=== Task statement ===
Each line below should be retyped exactly, with no pictures.
——
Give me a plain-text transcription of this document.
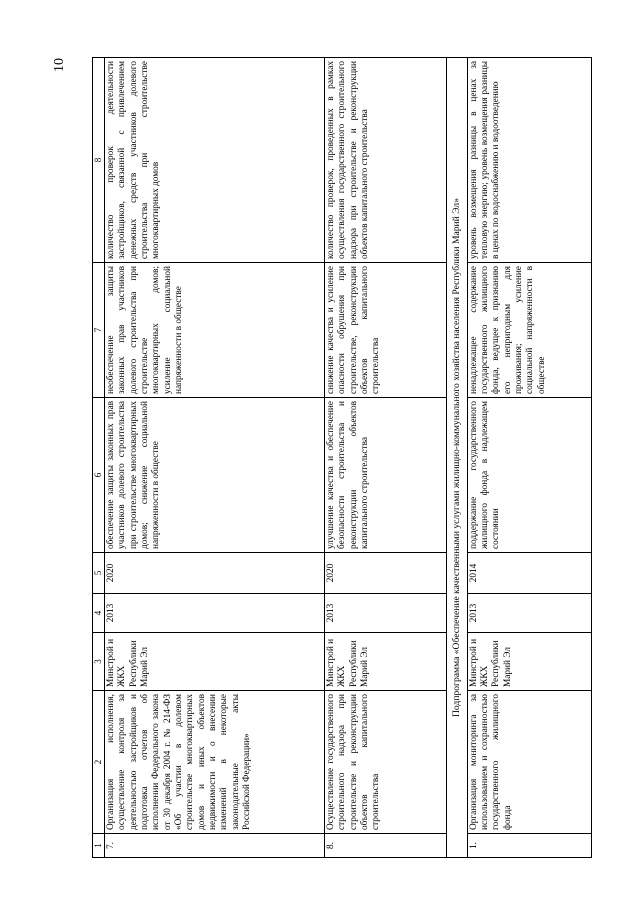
10
1	2	3	4	5	6	7	8
7.	Организация исполнения, осуществление контроля за деятельностью застройщиков и подготовка отчетов об исполнении Федерального закона от 30 декабря 2004 г. № 214-ФЗ «Об участии в долевом строительстве многоквартирных домов и иных объектов недвижимости и о внесении изменений в некоторые законодательные акты Российской Федерации»	Минстрой и ЖКХ Республики Марий Эл	2013	2020	обеспечение защиты законных прав участников долевого строительства при строительстве многоквартирных домов; снижение социальной напряженности в обществе	необеспечение защиты законных прав участников долевого строительства при строительстве многоквартирных домов; усиление социальной напряженности в обществе	количество проверок деятельности застройщиков, связанной с привлечением денежных средств участников долевого строительства при строительстве многоквартирных домов
8.	Осуществление государственного строительного надзора при строительстве и реконструкции объектов капитального строительства	Минстрой и ЖКХ Республики Марий Эл	2013	2020	улучшение качества и обеспечение безопасности строительства и реконструкции объектов капитального строительства	снижение качества и усиление опасности обрушения при строительстве, реконструкции объектов капитального строительства	количество проверок, проведенных в рамках осуществления государственного строительного надзора при строительстве и реконструкции объектов капитального строительства
Подпрограмма «Обеспечение качественными услугами жилищно-коммунального хозяйства населения Республики Марий Эл»							
1.	Организация мониторинга за использованием и сохранностью государственного жилищного фонда	Минстрой и ЖКХ Республики Марий Эл	2013	2014	поддержание государственного жилищного фонда в надлежащем состоянии	ненадлежащее содержание государственного жилищного фонда, ведущее к признанию его непригодным для проживания; усиление социальной напряженности в обществе	уровень возмещения разницы в ценах за тепловую энергию; уровень возмещения разницы в ценах по водоснабжению и водоотведению
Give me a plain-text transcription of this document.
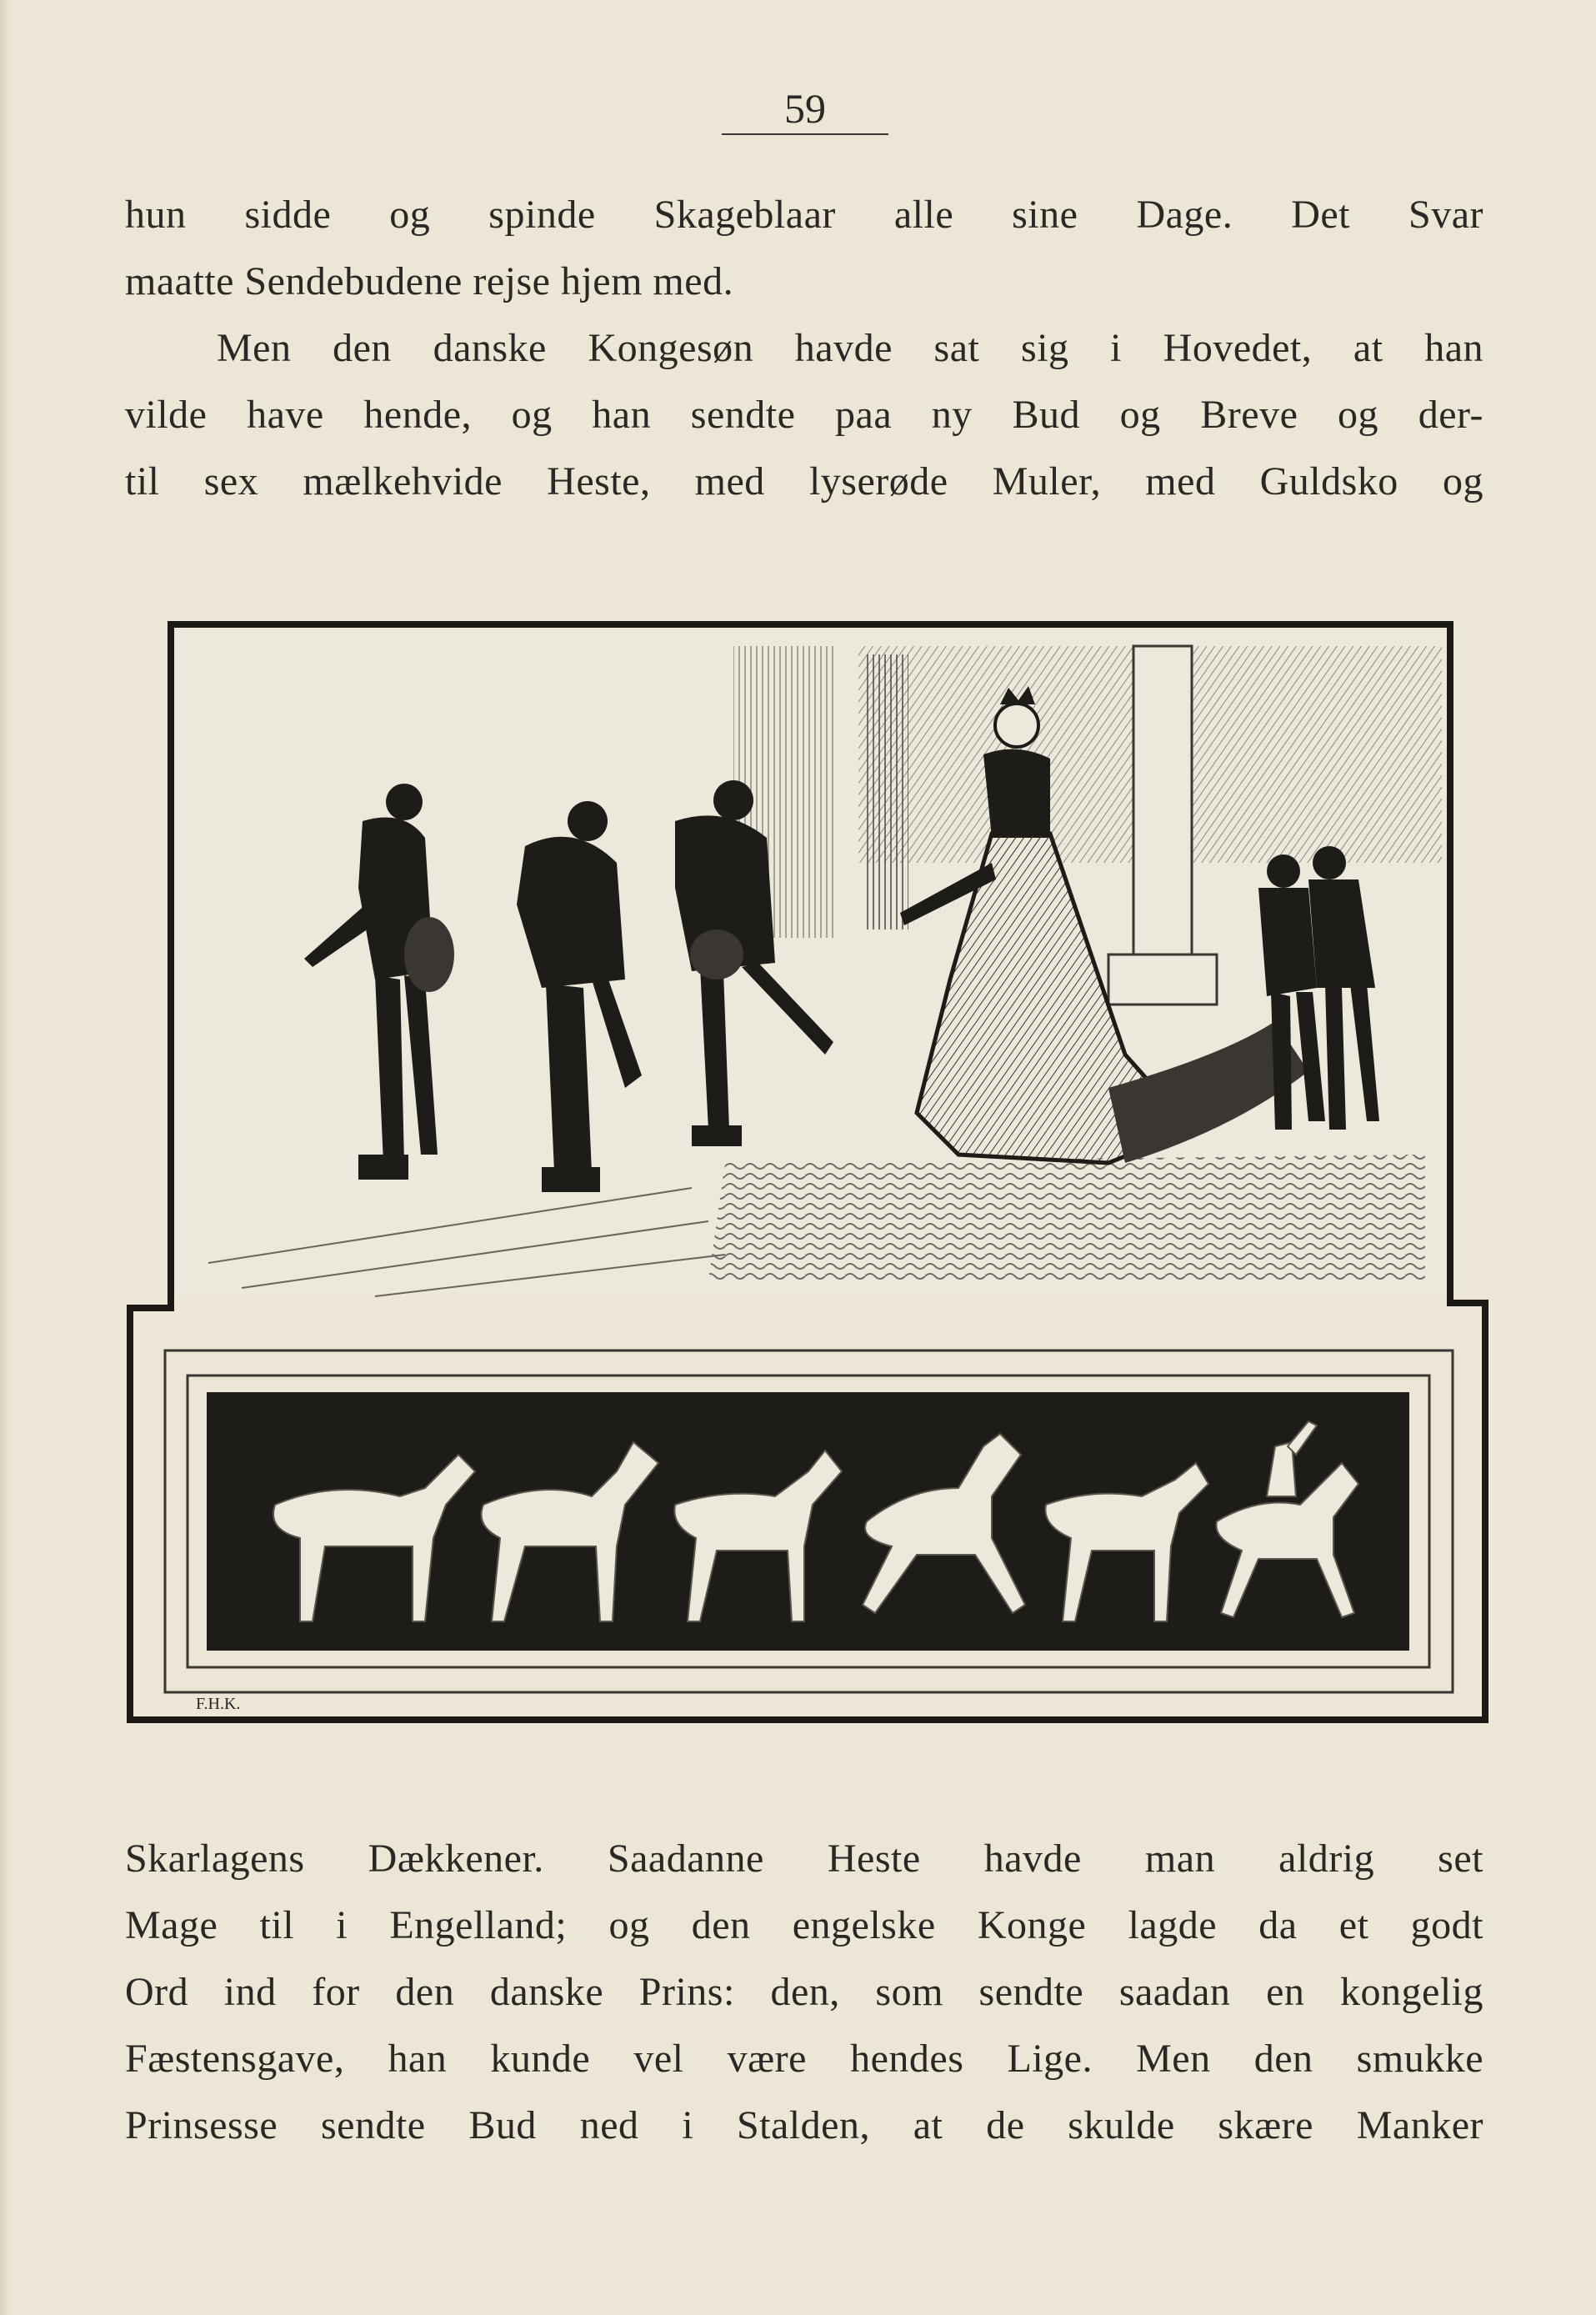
59
hun sidde og spinde Skageblaar alle sine Dage. Det Svar
maatte Sendebudene rejse hjem med.
Men den danske Kongesøn havde sat sig i Hovedet, at han
vilde have hende, og han sendte paa ny Bud og Breve og der-
til sex mælkehvide Heste, med lyserøde Muler, med Guldsko og
F.H.K.
Skarlagens Dækkener. Saadanne Heste havde man aldrig set
Mage til i Engelland; og den engelske Konge lagde da et godt
Ord ind for den danske Prins: den, som sendte saadan en kongelig
Fæstensgave, han kunde vel være hendes Lige. Men den smukke
Prinsesse sendte Bud ned i Stalden, at de skulde skære Manker
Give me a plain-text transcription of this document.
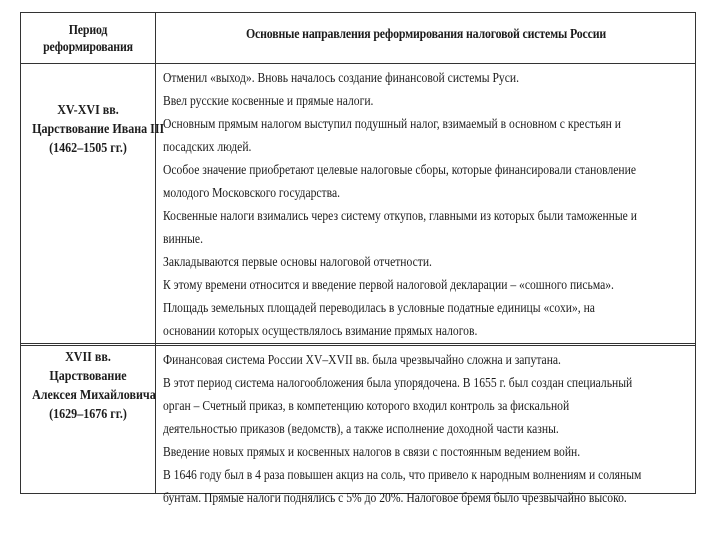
Период
реформирования
Основные направления реформирования налоговой системы России
XV-XVI вв.
Царствование Ивана III
(1462–1505 гг.)
Отменил «выход». Вновь началось создание финансовой системы Руси.
Ввел русские косвенные и прямые налоги.
Основным прямым налогом выступил подушный налог, взимаемый в основном с крестьян и
посадских людей.
Особое значение приобретают целевые налоговые сборы, которые финансировали становление
молодого Московского государства.
Косвенные налоги взимались через систему откупов, главными из которых были таможенные и
винные.
Закладываются первые основы налоговой отчетности.
К этому времени относится и введение первой налоговой декларации – «сошного письма».
Площадь земельных площадей переводилась в условные податные единицы «сохи», на
основании которых осуществлялось взимание прямых налогов.
XVII вв.
Царствование
Алексея Михайловича
(1629–1676 гг.)
Финансовая система России XV–XVII вв. была чрезвычайно сложна и запутана.
В этот период система налогообложения была упорядочена. В 1655 г. был создан специальный
орган – Счетный приказ, в компетенцию которого входил контроль за фискальной
деятельностью приказов (ведомств), а также исполнение доходной части казны.
Введение новых прямых и косвенных налогов в связи с постоянным ведением войн.
В 1646 году был в 4 раза повышен акциз на соль, что привело к народным волнениям и соляным
бунтам. Прямые налоги поднялись с 5% до 20%. Налоговое бремя было чрезвычайно высоко.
——
=== Result of this exercise ===
Give me a plain-text transcription of this document.
10
1	2	3	4	5	6	7	8
7.	Организация исполнения, осуществление контроля за деятельностью застройщиков и подготовка отчетов об исполнении Федерального закона от 30 декабря 2004 г. № 214-ФЗ «Об участии в долевом строительстве многоквартирных домов и иных объектов недвижимости и о внесении изменений в некоторые законодательные акты Российской Федерации»	Минстрой и ЖКХ Республики Марий Эл	2013	2020	обеспечение защиты законных прав участников долевого строительства при строительстве многоквартирных домов; снижение социальной напряженности в обществе	необеспечение защиты законных прав участников долевого строительства при строительстве многоквартирных домов; усиление социальной напряженности в обществе	количество проверок деятельности застройщиков, связанной с привлечением денежных средств участников долевого строительства при строительстве многоквартирных домов
8.	Осуществление государственного строительного надзора при строительстве и реконструкции объектов капитального строительства	Минстрой и ЖКХ Республики Марий Эл	2013	2020	улучшение качества и обеспечение безопасности строительства и реконструкции объектов капитального строительства	снижение качества и усиление опасности обрушения при строительстве, реконструкции объектов капитального строительства	количество проверок, проведенных в рамках осуществления государственного строительного надзора при строительстве и реконструкции объектов капитального строительства
Подпрограмма «Обеспечение качественными услугами жилищно-коммунального хозяйства населения Республики Марий Эл»							
1.	Организация мониторинга за использованием и сохранностью государственного жилищного фонда	Минстрой и ЖКХ Республики Марий Эл	2013	2014	поддержание государственного жилищного фонда в надлежащем состоянии	ненадлежащее содержание государственного жилищного фонда, ведущее к признанию его непригодным для проживания; усиление социальной напряженности в обществе	уровень возмещения разницы в ценах за тепловую энергию; уровень возмещения разницы в ценах по водоснабжению и водоотведению
Give me a plain-text transcription of this document.
59
hun sidde og spinde Skageblaar alle sine Dage. Det Svar
maatte Sendebudene rejse hjem med.
Men den danske Kongesøn havde sat sig i Hovedet, at han
vilde have hende, og han sendte paa ny Bud og Breve og der-
til sex mælkehvide Heste, med lyserøde Muler, med Guldsko og
F.H.K.
Skarlagens Dækkener. Saadanne Heste havde man aldrig set
Mage til i Engelland; og den engelske Konge lagde da et godt
Ord ind for den danske Prins: den, som sendte saadan en kongelig
Fæstensgave, han kunde vel være hendes Lige. Men den smukke
Prinsesse sendte Bud ned i Stalden, at de skulde skære Manker
Give me a plain-text transcription of this document.
Период
реформирования
Основные направления реформирования налоговой системы России
XV-XVI вв.
Царствование Ивана III
(1462–1505 гг.)
Отменил «выход». Вновь началось создание финансовой системы Руси.
Ввел русские косвенные и прямые налоги.
Основным прямым налогом выступил подушный налог, взимаемый в основном с крестьян и
посадских людей.
Особое значение приобретают целевые налоговые сборы, которые финансировали становление
молодого Московского государства.
Косвенные налоги взимались через систему откупов, главными из которых были таможенные и
винные.
Закладываются первые основы налоговой отчетности.
К этому времени относится и введение первой налоговой декларации – «сошного письма».
Площадь земельных площадей переводилась в условные податные единицы «сохи», на
основании которых осуществлялось взимание прямых налогов.
XVII вв.
Царствование
Алексея Михайловича
(1629–1676 гг.)
Финансовая система России XV–XVII вв. была чрезвычайно сложна и запутана.
В этот период система налогообложения была упорядочена. В 1655 г. был создан специальный
орган – Счетный приказ, в компетенцию которого входил контроль за фискальной
деятельностью приказов (ведомств), а также исполнение доходной части казны.
Введение новых прямых и косвенных налогов в связи с постоянным ведением войн.
В 1646 году был в 4 раза повышен акциз на соль, что привело к народным волнениям и соляным
бунтам. Прямые налоги поднялись с 5% до 20%. Налоговое бремя было чрезвычайно высоко.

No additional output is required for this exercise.